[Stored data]
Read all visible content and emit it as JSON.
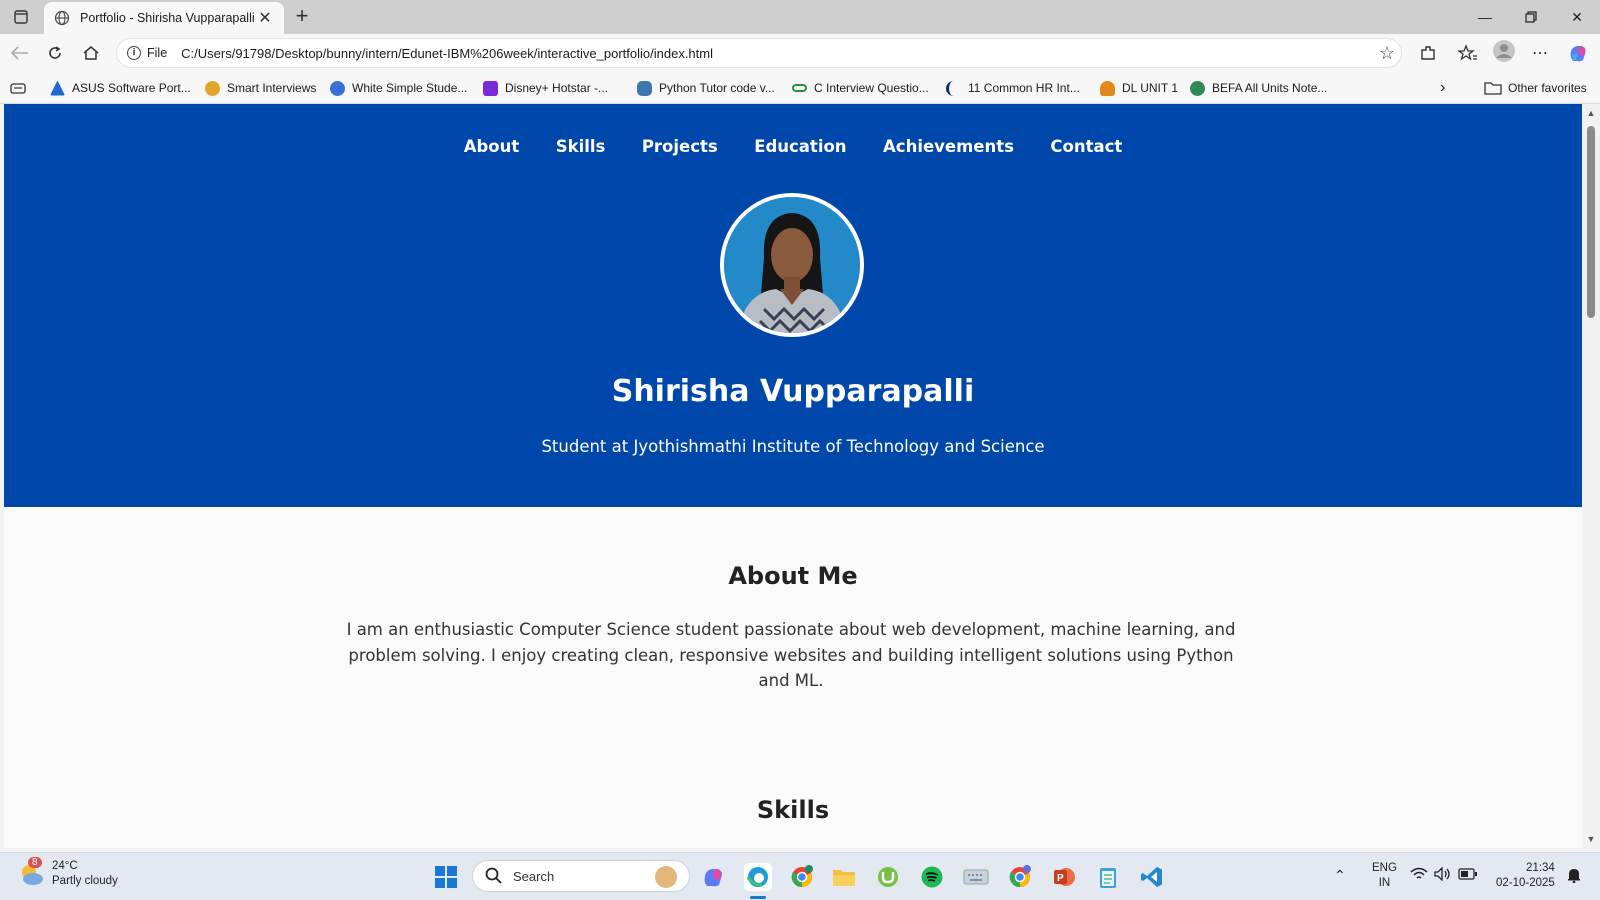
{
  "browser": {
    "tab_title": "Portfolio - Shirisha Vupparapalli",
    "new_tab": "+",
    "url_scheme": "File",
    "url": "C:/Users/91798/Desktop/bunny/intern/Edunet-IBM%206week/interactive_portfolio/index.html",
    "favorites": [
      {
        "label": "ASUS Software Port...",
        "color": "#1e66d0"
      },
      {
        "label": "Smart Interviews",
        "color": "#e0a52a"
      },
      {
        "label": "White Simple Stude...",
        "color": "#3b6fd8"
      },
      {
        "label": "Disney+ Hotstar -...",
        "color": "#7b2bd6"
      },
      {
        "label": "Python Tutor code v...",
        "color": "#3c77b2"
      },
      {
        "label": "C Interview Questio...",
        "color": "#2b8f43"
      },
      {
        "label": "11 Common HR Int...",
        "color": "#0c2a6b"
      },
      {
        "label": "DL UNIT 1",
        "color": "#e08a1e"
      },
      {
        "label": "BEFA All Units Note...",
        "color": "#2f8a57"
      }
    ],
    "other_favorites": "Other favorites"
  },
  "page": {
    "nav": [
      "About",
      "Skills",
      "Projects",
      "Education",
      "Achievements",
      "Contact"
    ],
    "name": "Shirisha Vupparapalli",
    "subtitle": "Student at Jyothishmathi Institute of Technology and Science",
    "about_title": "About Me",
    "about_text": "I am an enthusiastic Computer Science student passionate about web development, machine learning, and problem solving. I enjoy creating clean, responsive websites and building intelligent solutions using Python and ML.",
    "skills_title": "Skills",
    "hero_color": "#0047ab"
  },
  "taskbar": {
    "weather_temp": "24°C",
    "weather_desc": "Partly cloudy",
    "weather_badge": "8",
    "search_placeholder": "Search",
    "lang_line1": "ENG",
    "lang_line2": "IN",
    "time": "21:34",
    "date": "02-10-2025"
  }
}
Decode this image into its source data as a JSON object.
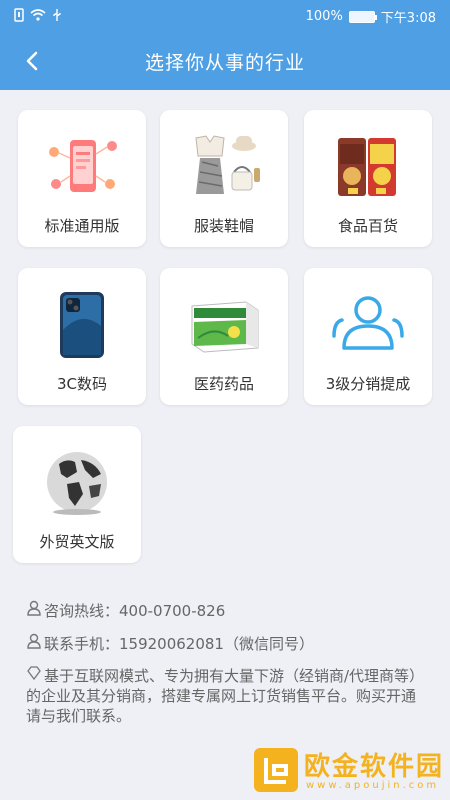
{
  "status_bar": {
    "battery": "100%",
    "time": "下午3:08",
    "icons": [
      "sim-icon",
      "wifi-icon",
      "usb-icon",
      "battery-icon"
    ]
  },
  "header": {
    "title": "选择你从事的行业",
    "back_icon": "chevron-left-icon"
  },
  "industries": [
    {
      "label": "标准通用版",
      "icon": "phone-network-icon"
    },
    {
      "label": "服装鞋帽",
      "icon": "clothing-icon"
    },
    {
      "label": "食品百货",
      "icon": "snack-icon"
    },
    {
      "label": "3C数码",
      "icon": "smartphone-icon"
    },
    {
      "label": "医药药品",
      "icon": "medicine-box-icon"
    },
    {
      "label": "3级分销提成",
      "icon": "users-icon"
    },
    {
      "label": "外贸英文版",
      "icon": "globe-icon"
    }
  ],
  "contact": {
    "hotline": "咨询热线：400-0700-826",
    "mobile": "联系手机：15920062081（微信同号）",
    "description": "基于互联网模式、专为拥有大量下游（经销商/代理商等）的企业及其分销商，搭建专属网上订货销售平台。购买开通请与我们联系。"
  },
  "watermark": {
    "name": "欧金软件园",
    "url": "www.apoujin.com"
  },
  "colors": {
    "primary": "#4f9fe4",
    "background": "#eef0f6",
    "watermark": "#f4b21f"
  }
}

» **Stated task**
Copy out each line of the data where the string "Shirisha" appears.

» **Right answer**
    "tab_title": "Portfolio - Shirisha Vupparapalli",
    "name": "Shirisha Vupparapalli",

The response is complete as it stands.